_Problem to solve_. Filter the listing and keep only the lines with the word "Kryterium".

+---+

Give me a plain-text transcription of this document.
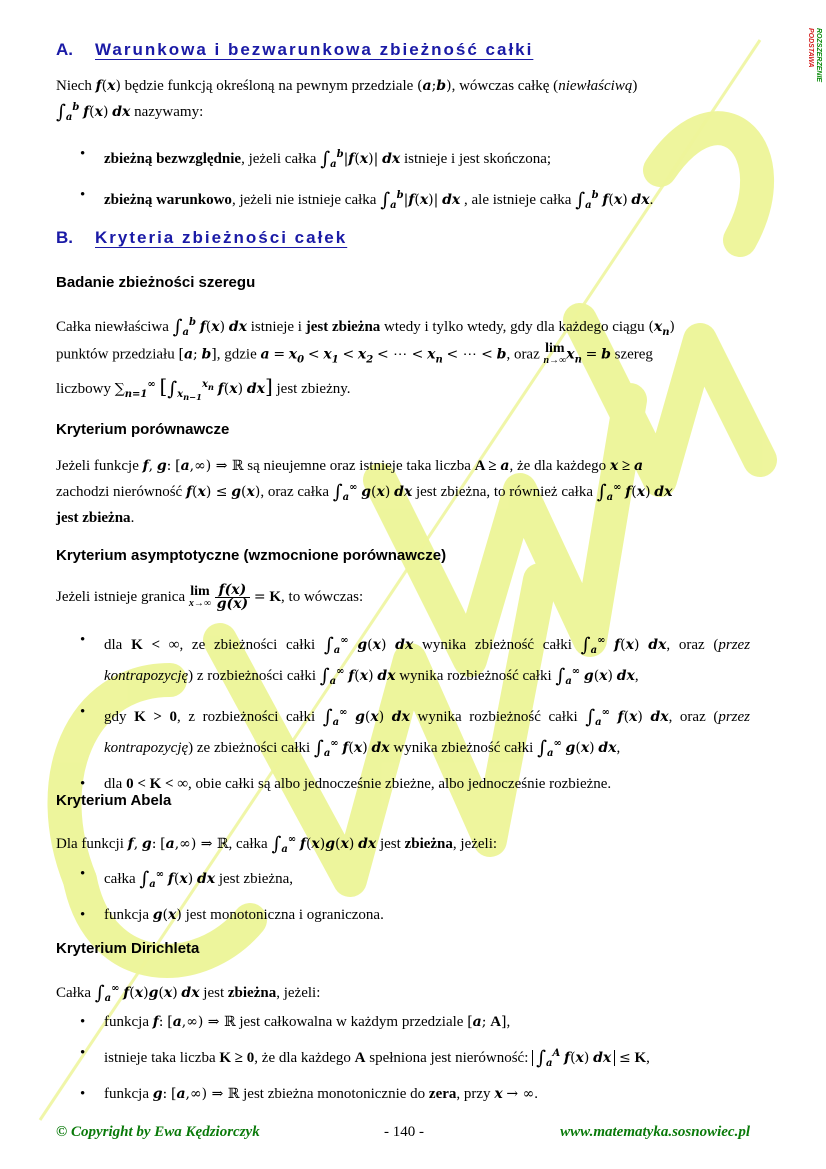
PODSTAWA ROZSZERZENIE
A. Warunkowa i bezwarunkowa zbieżność całki
Niech f(x) będzie funkcją określoną na pewnym przedziale (a;b), wówczas całkę (niewłaściwą)
$\int_a^b$ f(x) dx nazywamy:
• zbieżną bezwzględnie, jeżeli całka $\int_a^b|f(x)|$ dx istnieje i jest skończona;
• zbieżną warunkowo, jeżeli nie istnieje całka $\int_a^b|f(x)|$ dx , ale istnieje całka $\int_a^b$ f(x) dx.
B. Kryteria zbieżności całek
Badanie zbieżności szeregu
Całka niewłaściwa $\int_a^b$ f(x) dx istnieje i jest zbieżna wtedy i tylko wtedy, gdy dla każdego ciągu $(x_n)$
punktów przedziału [a; b], gdzie $a = x_0 < x_1 < x_2$ < ⋯ < $x_n$ < ⋯ < b, oraz lim
n→∞ $x_n = b$ szereg
liczbowy $\sum_{n=1}^\infty$ [$\int_{x_{n-1}}^{x_n}$ f(x) dx] jest zbieżny.
Kryterium porównawcze
Jeżeli funkcje f, g: [a,∞) ⇒ ℝ są nieujemne oraz istnieje taka liczba A ≥ a, że dla każdego x ≥ a
zachodzi nierówność f(x) ≤ g(x), oraz całka $\int_a^\infty$ g(x) dx jest zbieżna, to również całka $\int_a^\infty$ f(x) dx
jest zbieżna.
Kryterium asymptotyczne (wzmocnione porównawcze)
Jeżeli istnieje granica lim
x→∞
$\frac{f(x)}{g(x)} = K$, to wówczas:
• dla K < ∞, ze zbieżności całki $\int_a^\infty$ g(x) dx wynika zbieżność całki $\int_a^\infty$ f(x) dx, oraz (przez kontrapozycję) z rozbieżności całki $\int_a^\infty$ f(x) dx wynika rozbieżność całki $\int_a^\infty$ g(x) dx,
• gdy K > 0, z rozbieżności całki $\int_a^\infty$ g(x) dx wynika rozbieżność całki $\int_a^\infty$ f(x) dx, oraz (przez kontrapozycję) ze zbieżności całki $\int_a^\infty$ f(x) dx wynika zbieżność całki $\int_a^\infty$ g(x) dx,
• dla 0 < K < ∞, obie całki są albo jednocześnie zbieżne, albo jednocześnie rozbieżne.
Kryterium Abela
Dla funkcji f, g: [a,∞) ⇒ ℝ, całka $\int_a^\infty$ f(x)g(x) dx jest zbieżna, jeżeli:
• całka $\int_a^\infty$ f(x) dx jest zbieżna,
• funkcja g(x) jest monotoniczna i ograniczona.
Kryterium Dirichleta
Całka $\int_a^\infty$ f(x)g(x) dx jest zbieżna, jeżeli:
• funkcja f: [a,∞) ⇒ ℝ jest całkowalna w każdym przedziale [a; A],
• istnieje taka liczba K ≥ 0, że dla każdego A spełniona jest nierówność: $\int_a^A$ f(x) dx ≤ K,
• funkcja g: [a,∞) ⇒ ℝ jest zbieżna monotonicznie do zera, przy x → ∞.
© Copyright by Ewa Kędziorczyk	- 140 -	www.matematyka.sosnowiec.pl
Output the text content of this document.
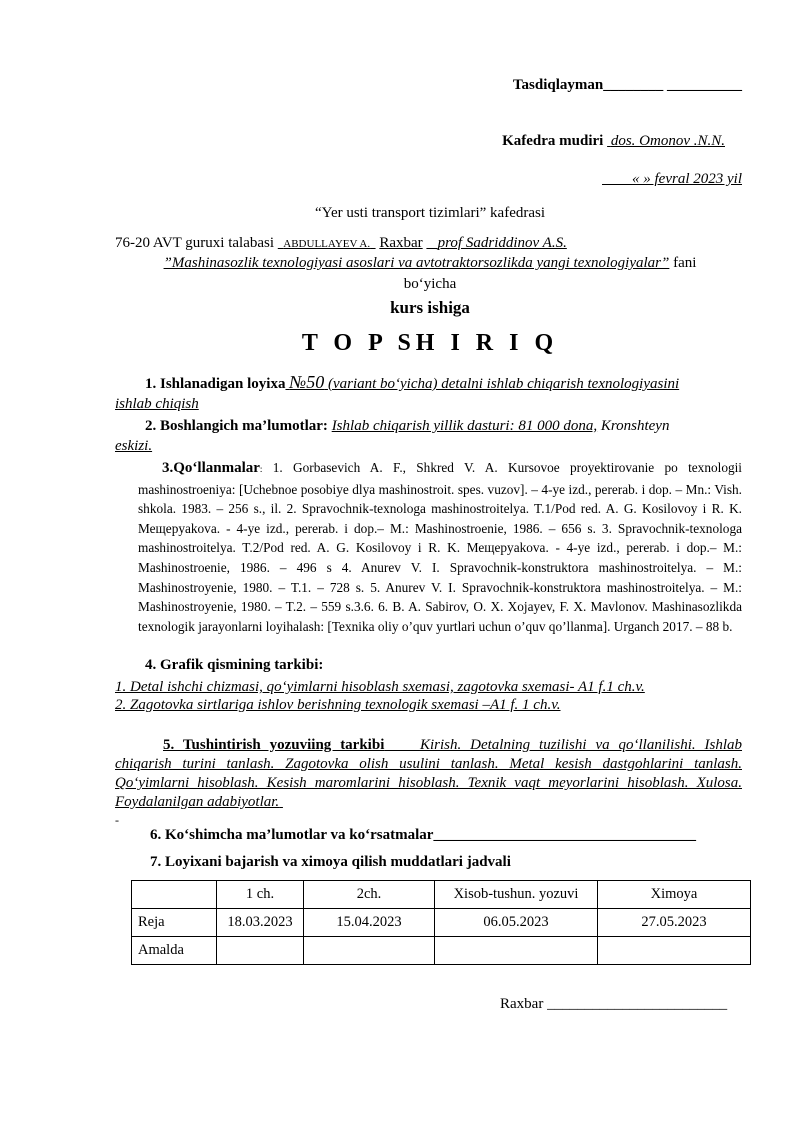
Tasdiqlayman________ __________
Kafedra mudiri dos. Omonov .N.N.
« » fevral 2023 yil
“Yer usti transport tizimlari” kafedrasi
76-20 AVT guruxi talabasi ABDULLAYEV A. Raxbar prof Sadriddinov A.S.
”Mashinasozlik texnologiyasi asoslari va avtotraktorsozlikda yangi texnologiyalar” fani
bo‘yicha
kurs ishiga
T O P SH I R I Q
1. Ishlanadigan loyixa №50 (variant bo‘yicha) detalni ishlab chiqarish texnologiyasini
ishlab chiqish
2. Boshlangich ma’lumotlar: Ishlab chiqarish yillik dasturi: 81 000 dona, Kronshteyn
eskizi.
3.Qo‘llanmalar: 1. Gorbasevich A. F., Shkred V. A. Kursovoe proyektirovanie po texnologii mashinostroeniya: [Uchebnoe posobiye dlya mashinostroit. spes. vuzov]. – 4-ye izd., pererab. i dop. – Mn.: Vish. shkola. 1983. – 256 s., il. 2. Spravochnik-texnologa mashinostroitelya. T.1/Pod red. A. G. Kosilovoy i R. K. Мещерyakova. - 4-ye izd., pererab. i dop.– M.: Mashinostroenie, 1986. – 656 s. 3. Spravochnik-texnologa mashinostroitelya. T.2/Pod red. A. G. Kosilovoy i R. K. Мещерyakova. - 4-ye izd., pererab. i dop.– M.: Mashinostroenie, 1986. – 496 s 4. Anurev V. I. Spravochnik-konstruktora mashinostroitelya. – M.: Mashinostroyenie, 1980. – T.1. – 728 s. 5. Anurev V. I. Spravochnik-konstruktora mashinostroitelya. – M.: Mashinostroyenie, 1980. – T.2. – 559 s.3.6. 6. B. A. Sabirov, O. X. Xojayev, F. X. Mavlonov. Mashinasozlikda texnologik jarayonlarni loyihalash: [Texnika oliy o’quv yurtlari uchun o’quv qo’llanma]. Urganch 2017. – 88 b.
4. Grafik qismining tarkibi:
1. Detal ishchi chizmasi, qo‘yimlarni hisoblash sxemasi, zagotovka sxemasi- A1 f.1 ch.v.
2. Zagotovka sirtlariga ishlov berishning texnologik sxemasi –A1 f. 1 ch.v.
5. Tushintirish yozuviing tarkibi Kirish. Detalning tuzilishi va qo‘llanilishi. Ishlab
chiqarish turini tanlash. Zagotovka olish usulini tanlash. Metal kesish dastgohlarini tanlash.
Qo‘yimlarni hisoblash. Kesish maromlarini hisoblash. Texnik vaqt meyorlarini hisoblash. Xulosa.
Foydalanilgan adabiyotlar.
-
6. Ko‘shimcha ma’lumotlar va ko‘rsatmalar___________________________________
7. Loyixani bajarish va ximoya qilish muddatlari jadvali
	1 ch.	2ch.	Xisob-tushun. yozuvi	Ximoya
Reja	18.03.2023	15.04.2023	06.05.2023	27.05.2023
Amalda				
Raxbar ________________________
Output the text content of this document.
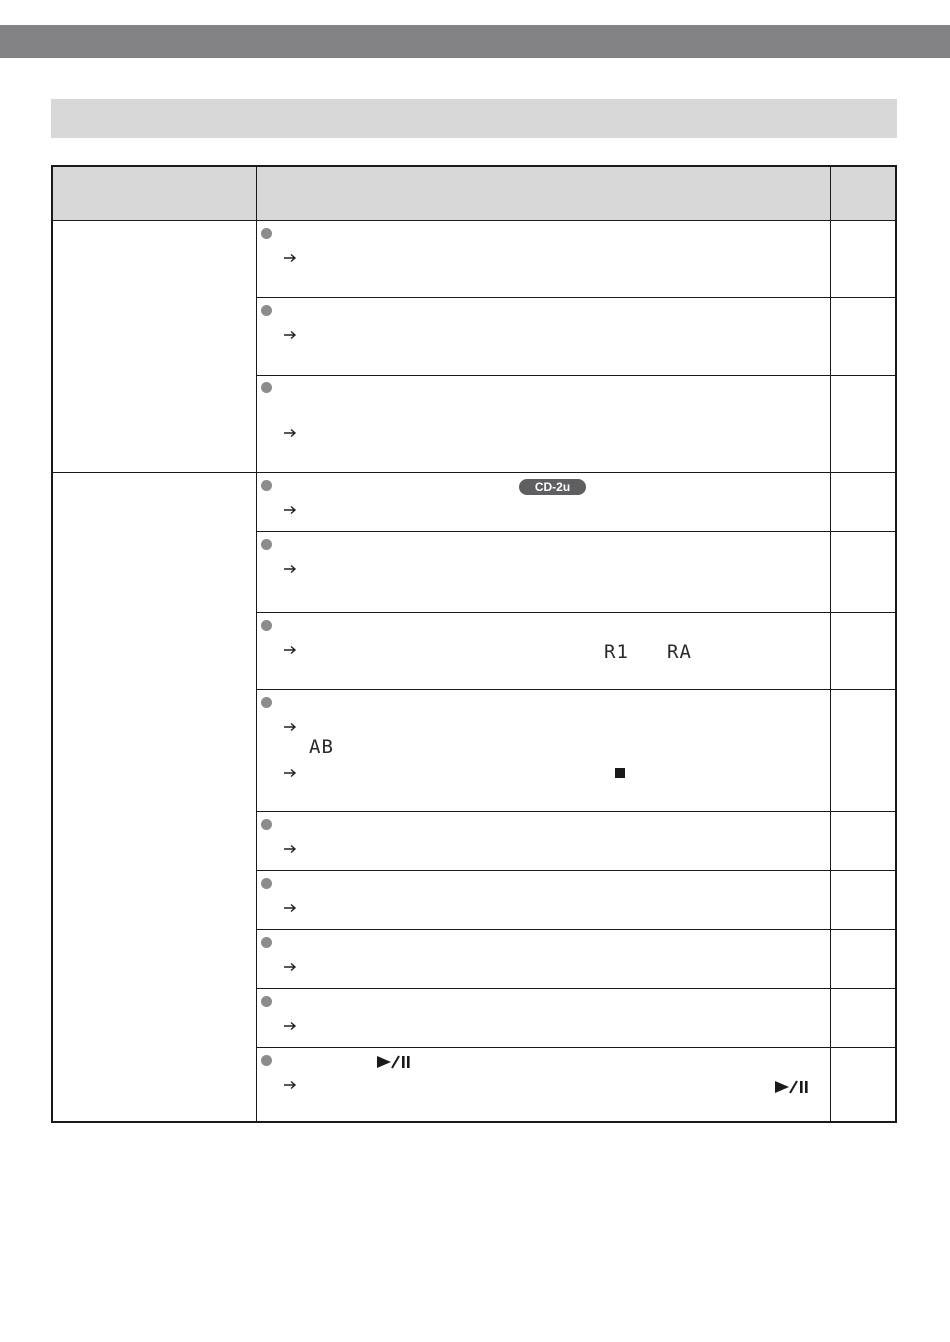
CD-2u
R1 RA
AB
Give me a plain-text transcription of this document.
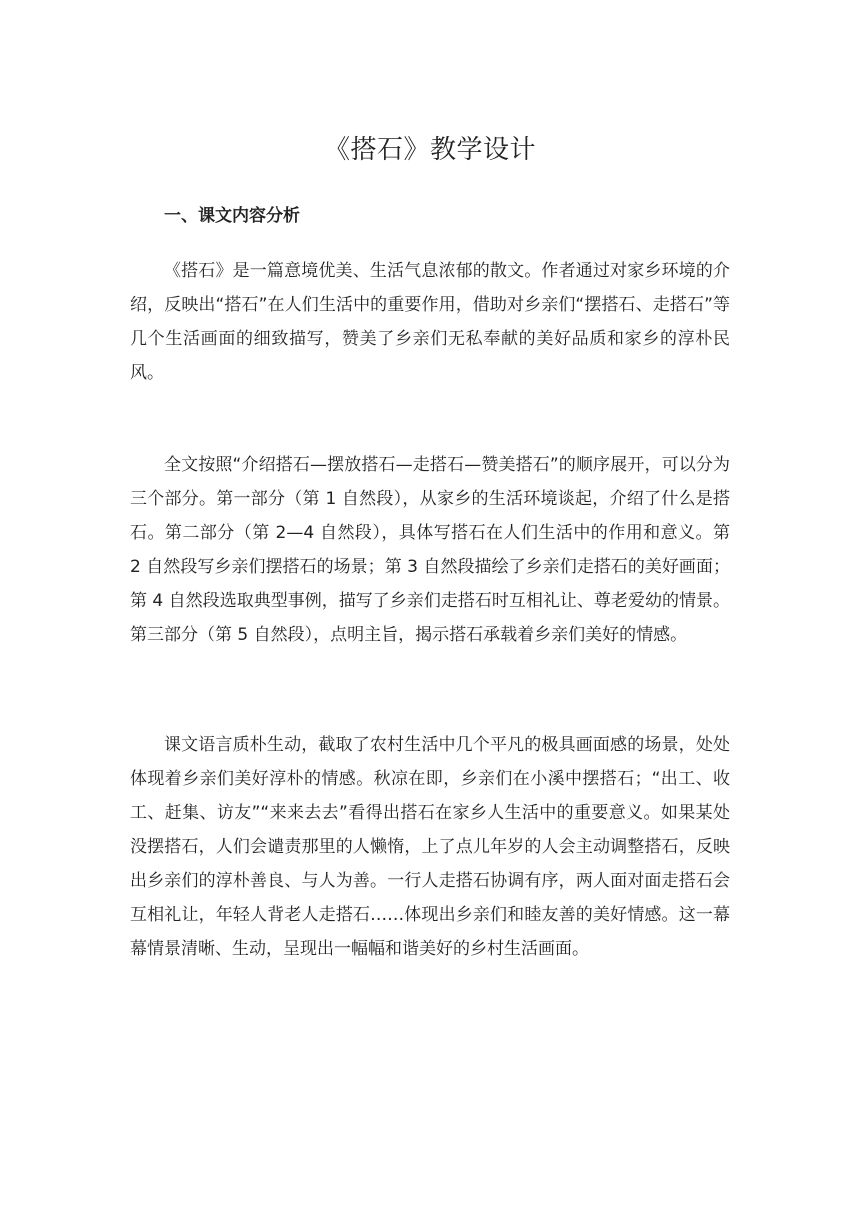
《搭石》教学设计
一、课文内容分析

《搭石》是一篇意境优美、生活气息浓郁的散文。作者通过对家乡环境的介绍，反映出“搭石”在人们生活中的重要作用，借助对乡亲们“摆搭石、走搭石”等几个生活画面的细致描写，赞美了乡亲们无私奉献的美好品质和家乡的淳朴民风。

全文按照“介绍搭石—摆放搭石—走搭石—赞美搭石”的顺序展开，可以分为三个部分。第一部分（第 1 自然段），从家乡的生活环境谈起，介绍了什么是搭石。第二部分（第 2—4 自然段），具体写搭石在人们生活中的作用和意义。第 2 自然段写乡亲们摆搭石的场景；第 3 自然段描绘了乡亲们走搭石的美好画面；第 4 自然段选取典型事例，描写了乡亲们走搭石时互相礼让、尊老爱幼的情景。第三部分（第 5 自然段），点明主旨，揭示搭石承载着乡亲们美好的情感。

课文语言质朴生动，截取了农村生活中几个平凡的极具画面感的场景，处处体现着乡亲们美好淳朴的情感。秋凉在即，乡亲们在小溪中摆搭石；“出工、收工、赶集、访友”“来来去去”看得出搭石在家乡人生活中的重要意义。如果某处没摆搭石，人们会谴责那里的人懒惰，上了点儿年岁的人会主动调整搭石，反映出乡亲们的淳朴善良、与人为善。一行人走搭石协调有序，两人面对面走搭石会互相礼让，年轻人背老人走搭石……体现出乡亲们和睦友善的美好情感。这一幕幕情景清晰、生动，呈现出一幅幅和谐美好的乡村生活画面。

+---+

_Reply_.
Kryterium porównawcze
Kryterium asymptotyczne (wzmocnione porównawcze)
Kryterium Abela
Kryterium Dirichleta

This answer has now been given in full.